== Exercise data ==
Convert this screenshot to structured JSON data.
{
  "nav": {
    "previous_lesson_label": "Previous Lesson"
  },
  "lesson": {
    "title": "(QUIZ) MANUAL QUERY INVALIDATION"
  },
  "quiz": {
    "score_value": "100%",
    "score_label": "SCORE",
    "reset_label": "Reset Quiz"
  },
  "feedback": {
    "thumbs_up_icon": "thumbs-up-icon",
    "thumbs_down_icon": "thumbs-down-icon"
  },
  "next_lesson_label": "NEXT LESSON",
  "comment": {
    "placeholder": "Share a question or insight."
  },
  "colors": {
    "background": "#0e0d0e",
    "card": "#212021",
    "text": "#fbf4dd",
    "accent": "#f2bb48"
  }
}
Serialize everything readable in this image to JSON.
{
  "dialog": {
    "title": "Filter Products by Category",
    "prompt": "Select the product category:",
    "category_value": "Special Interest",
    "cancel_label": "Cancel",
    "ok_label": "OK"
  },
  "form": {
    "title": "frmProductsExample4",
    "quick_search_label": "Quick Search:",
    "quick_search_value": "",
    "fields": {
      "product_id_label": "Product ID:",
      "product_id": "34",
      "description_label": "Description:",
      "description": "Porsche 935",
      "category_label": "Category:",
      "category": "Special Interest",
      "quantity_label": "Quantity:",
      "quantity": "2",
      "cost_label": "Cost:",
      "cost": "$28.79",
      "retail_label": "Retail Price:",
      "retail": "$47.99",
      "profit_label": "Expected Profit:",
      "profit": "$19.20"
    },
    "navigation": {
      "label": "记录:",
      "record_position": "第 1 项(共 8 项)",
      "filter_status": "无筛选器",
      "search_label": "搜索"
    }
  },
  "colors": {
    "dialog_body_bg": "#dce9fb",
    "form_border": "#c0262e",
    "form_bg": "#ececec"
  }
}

== Set exercise ==
Reproduce the listing above word for word.

== Result for this exercise ==
Convert this screenshot to structured JSON data.
{
  "nav": {
    "previous_lesson_label": "Previous Lesson"
  },
  "lesson": {
    "title": "(QUIZ) MANUAL QUERY INVALIDATION"
  },
  "quiz": {
    "score_value": "100%",
    "score_label": "SCORE",
    "reset_label": "Reset Quiz"
  },
  "feedback": {
    "thumbs_up_icon": "thumbs-up-icon",
    "thumbs_down_icon": "thumbs-down-icon"
  },
  "next_lesson_label": "NEXT LESSON",
  "comment": {
    "placeholder": "Share a question or insight."
  },
  "colors": {
    "background": "#0e0d0e",
    "card": "#212021",
    "text": "#fbf4dd",
    "accent": "#f2bb48"
  }
}
Serialize everything readable in this image to JSON.
{
  "dialog": {
    "title": "Filter Products by Category",
    "prompt": "Select the product category:",
    "category_value": "Special Interest",
    "cancel_label": "Cancel",
    "ok_label": "OK"
  },
  "form": {
    "title": "frmProductsExample4",
    "quick_search_label": "Quick Search:",
    "quick_search_value": "",
    "fields": {
      "product_id_label": "Product ID:",
      "product_id": "34",
      "description_label": "Description:",
      "description": "Porsche 935",
      "category_label": "Category:",
      "category": "Special Interest",
      "quantity_label": "Quantity:",
      "quantity": "2",
      "cost_label": "Cost:",
      "cost": "$28.79",
      "retail_label": "Retail Price:",
      "retail": "$47.99",
      "profit_label": "Expected Profit:",
      "profit": "$19.20"
    },
    "navigation": {
      "label": "记录:",
      "record_position": "第 1 项(共 8 项)",
      "filter_status": "无筛选器",
      "search_label": "搜索"
    }
  },
  "colors": {
    "dialog_body_bg": "#dce9fb",
    "form_border": "#c0262e",
    "form_bg": "#ececec"
  }
}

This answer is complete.